> [The problem]:
All entries below are to be set down again, identical to the source.

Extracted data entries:
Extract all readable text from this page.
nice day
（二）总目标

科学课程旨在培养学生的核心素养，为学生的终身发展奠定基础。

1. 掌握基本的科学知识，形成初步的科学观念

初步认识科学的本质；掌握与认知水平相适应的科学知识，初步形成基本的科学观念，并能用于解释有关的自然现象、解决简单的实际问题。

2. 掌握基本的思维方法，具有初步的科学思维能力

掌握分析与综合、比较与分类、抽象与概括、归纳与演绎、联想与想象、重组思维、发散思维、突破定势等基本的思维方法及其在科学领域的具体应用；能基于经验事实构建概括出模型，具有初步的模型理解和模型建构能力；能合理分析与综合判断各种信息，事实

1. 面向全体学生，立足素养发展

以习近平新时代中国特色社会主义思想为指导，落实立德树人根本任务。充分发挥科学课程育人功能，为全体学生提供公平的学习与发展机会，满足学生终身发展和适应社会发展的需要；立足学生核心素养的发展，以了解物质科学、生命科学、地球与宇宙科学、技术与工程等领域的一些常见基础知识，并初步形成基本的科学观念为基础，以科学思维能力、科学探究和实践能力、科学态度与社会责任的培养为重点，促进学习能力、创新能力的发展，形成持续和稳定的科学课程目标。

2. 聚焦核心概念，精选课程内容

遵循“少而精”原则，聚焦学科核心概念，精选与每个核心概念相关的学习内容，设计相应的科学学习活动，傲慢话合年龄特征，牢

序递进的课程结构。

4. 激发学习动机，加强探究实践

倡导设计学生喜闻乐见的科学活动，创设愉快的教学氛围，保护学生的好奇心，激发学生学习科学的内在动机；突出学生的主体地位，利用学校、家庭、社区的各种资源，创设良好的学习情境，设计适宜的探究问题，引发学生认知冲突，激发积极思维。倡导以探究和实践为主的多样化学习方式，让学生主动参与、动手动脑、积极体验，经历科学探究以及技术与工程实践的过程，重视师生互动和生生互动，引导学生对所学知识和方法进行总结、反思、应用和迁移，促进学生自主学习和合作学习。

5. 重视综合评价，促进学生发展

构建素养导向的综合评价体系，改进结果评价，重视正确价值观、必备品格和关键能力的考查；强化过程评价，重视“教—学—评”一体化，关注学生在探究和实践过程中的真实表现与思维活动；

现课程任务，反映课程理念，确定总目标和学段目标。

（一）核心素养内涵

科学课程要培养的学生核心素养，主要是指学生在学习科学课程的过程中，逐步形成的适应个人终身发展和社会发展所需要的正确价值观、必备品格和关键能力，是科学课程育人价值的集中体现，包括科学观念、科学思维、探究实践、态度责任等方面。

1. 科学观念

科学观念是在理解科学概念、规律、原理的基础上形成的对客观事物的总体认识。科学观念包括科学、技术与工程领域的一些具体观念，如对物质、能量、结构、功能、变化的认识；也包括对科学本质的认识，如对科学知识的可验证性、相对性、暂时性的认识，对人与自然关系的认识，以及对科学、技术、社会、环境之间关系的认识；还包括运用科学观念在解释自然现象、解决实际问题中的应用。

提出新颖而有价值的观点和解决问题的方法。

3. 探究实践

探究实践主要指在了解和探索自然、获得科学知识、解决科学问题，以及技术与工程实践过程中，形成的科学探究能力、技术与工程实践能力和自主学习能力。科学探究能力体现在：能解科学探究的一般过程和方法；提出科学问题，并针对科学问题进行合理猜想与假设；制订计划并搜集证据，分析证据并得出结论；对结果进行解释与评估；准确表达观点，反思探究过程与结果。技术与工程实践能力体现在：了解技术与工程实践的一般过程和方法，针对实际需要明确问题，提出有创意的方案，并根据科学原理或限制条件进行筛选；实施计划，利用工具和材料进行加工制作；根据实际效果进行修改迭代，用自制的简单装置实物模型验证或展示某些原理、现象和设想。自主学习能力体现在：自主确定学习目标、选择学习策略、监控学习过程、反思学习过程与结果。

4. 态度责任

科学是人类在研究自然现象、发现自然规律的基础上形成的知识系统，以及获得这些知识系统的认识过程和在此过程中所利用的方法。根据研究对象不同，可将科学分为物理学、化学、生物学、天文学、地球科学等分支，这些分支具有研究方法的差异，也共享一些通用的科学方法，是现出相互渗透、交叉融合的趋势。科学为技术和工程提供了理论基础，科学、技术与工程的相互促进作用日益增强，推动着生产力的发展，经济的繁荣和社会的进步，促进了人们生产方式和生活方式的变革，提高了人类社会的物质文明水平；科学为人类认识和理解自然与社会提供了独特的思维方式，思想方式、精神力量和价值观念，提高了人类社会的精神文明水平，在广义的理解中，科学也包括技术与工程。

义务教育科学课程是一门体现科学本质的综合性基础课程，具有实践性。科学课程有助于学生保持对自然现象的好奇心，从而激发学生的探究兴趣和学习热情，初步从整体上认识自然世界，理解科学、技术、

> [Task response]:
Extract all readable text from this page.
nice day
（二）总目标

科学课程旨在培养学生的核心素养，为学生的终身发展奠定基础。

1. 掌握基本的科学知识，形成初步的科学观念

初步认识科学的本质；掌握与认知水平相适应的科学知识，初步形成基本的科学观念，并能用于解释有关的自然现象、解决简单的实际问题。

2. 掌握基本的思维方法，具有初步的科学思维能力

掌握分析与综合、比较与分类、抽象与概括、归纳与演绎、联想与想象、重组思维、发散思维、突破定势等基本的思维方法及其在科学领域的具体应用；能基于经验事实构建概括出模型，具有初步的模型理解和模型建构能力；能合理分析与综合判断各种信息，事实

1. 面向全体学生，立足素养发展

以习近平新时代中国特色社会主义思想为指导，落实立德树人根本任务。充分发挥科学课程育人功能，为全体学生提供公平的学习与发展机会，满足学生终身发展和适应社会发展的需要；立足学生核心素养的发展，以了解物质科学、生命科学、地球与宇宙科学、技术与工程等领域的一些常见基础知识，并初步形成基本的科学观念为基础，以科学思维能力、科学探究和实践能力、科学态度与社会责任的培养为重点，促进学习能力、创新能力的发展，形成持续和稳定的科学课程目标。

2. 聚焦核心概念，精选课程内容

遵循“少而精”原则，聚焦学科核心概念，精选与每个核心概念相关的学习内容，设计相应的科学学习活动，傲慢话合年龄特征，牢

序递进的课程结构。

4. 激发学习动机，加强探究实践

倡导设计学生喜闻乐见的科学活动，创设愉快的教学氛围，保护学生的好奇心，激发学生学习科学的内在动机；突出学生的主体地位，利用学校、家庭、社区的各种资源，创设良好的学习情境，设计适宜的探究问题，引发学生认知冲突，激发积极思维。倡导以探究和实践为主的多样化学习方式，让学生主动参与、动手动脑、积极体验，经历科学探究以及技术与工程实践的过程，重视师生互动和生生互动，引导学生对所学知识和方法进行总结、反思、应用和迁移，促进学生自主学习和合作学习。

5. 重视综合评价，促进学生发展

构建素养导向的综合评价体系，改进结果评价，重视正确价值观、必备品格和关键能力的考查；强化过程评价，重视“教—学—评”一体化，关注学生在探究和实践过程中的真实表现与思维活动；

现课程任务，反映课程理念，确定总目标和学段目标。

（一）核心素养内涵

科学课程要培养的学生核心素养，主要是指学生在学习科学课程的过程中，逐步形成的适应个人终身发展和社会发展所需要的正确价值观、必备品格和关键能力，是科学课程育人价值的集中体现，包括科学观念、科学思维、探究实践、态度责任等方面。

1. 科学观念

科学观念是在理解科学概念、规律、原理的基础上形成的对客观事物的总体认识。科学观念包括科学、技术与工程领域的一些具体观念，如对物质、能量、结构、功能、变化的认识；也包括对科学本质的认识，如对科学知识的可验证性、相对性、暂时性的认识，对人与自然关系的认识，以及对科学、技术、社会、环境之间关系的认识；还包括运用科学观念在解释自然现象、解决实际问题中的应用。

提出新颖而有价值的观点和解决问题的方法。

3. 探究实践

探究实践主要指在了解和探索自然、获得科学知识、解决科学问题，以及技术与工程实践过程中，形成的科学探究能力、技术与工程实践能力和自主学习能力。科学探究能力体现在：能解科学探究的一般过程和方法；提出科学问题，并针对科学问题进行合理猜想与假设；制订计划并搜集证据，分析证据并得出结论；对结果进行解释与评估；准确表达观点，反思探究过程与结果。技术与工程实践能力体现在：了解技术与工程实践的一般过程和方法，针对实际需要明确问题，提出有创意的方案，并根据科学原理或限制条件进行筛选；实施计划，利用工具和材料进行加工制作；根据实际效果进行修改迭代，用自制的简单装置实物模型验证或展示某些原理、现象和设想。自主学习能力体现在：自主确定学习目标、选择学习策略、监控学习过程、反思学习过程与结果。

4. 态度责任

科学是人类在研究自然现象、发现自然规律的基础上形成的知识系统，以及获得这些知识系统的认识过程和在此过程中所利用的方法。根据研究对象不同，可将科学分为物理学、化学、生物学、天文学、地球科学等分支，这些分支具有研究方法的差异，也共享一些通用的科学方法，是现出相互渗透、交叉融合的趋势。科学为技术和工程提供了理论基础，科学、技术与工程的相互促进作用日益增强，推动着生产力的发展，经济的繁荣和社会的进步，促进了人们生产方式和生活方式的变革，提高了人类社会的物质文明水平；科学为人类认识和理解自然与社会提供了独特的思维方式，思想方式、精神力量和价值观念，提高了人类社会的精神文明水平，在广义的理解中，科学也包括技术与工程。

义务教育科学课程是一门体现科学本质的综合性基础课程，具有实践性。科学课程有助于学生保持对自然现象的好奇心，从而激发学生的探究兴趣和学习热情，初步从整体上认识自然世界，理解科学、技术、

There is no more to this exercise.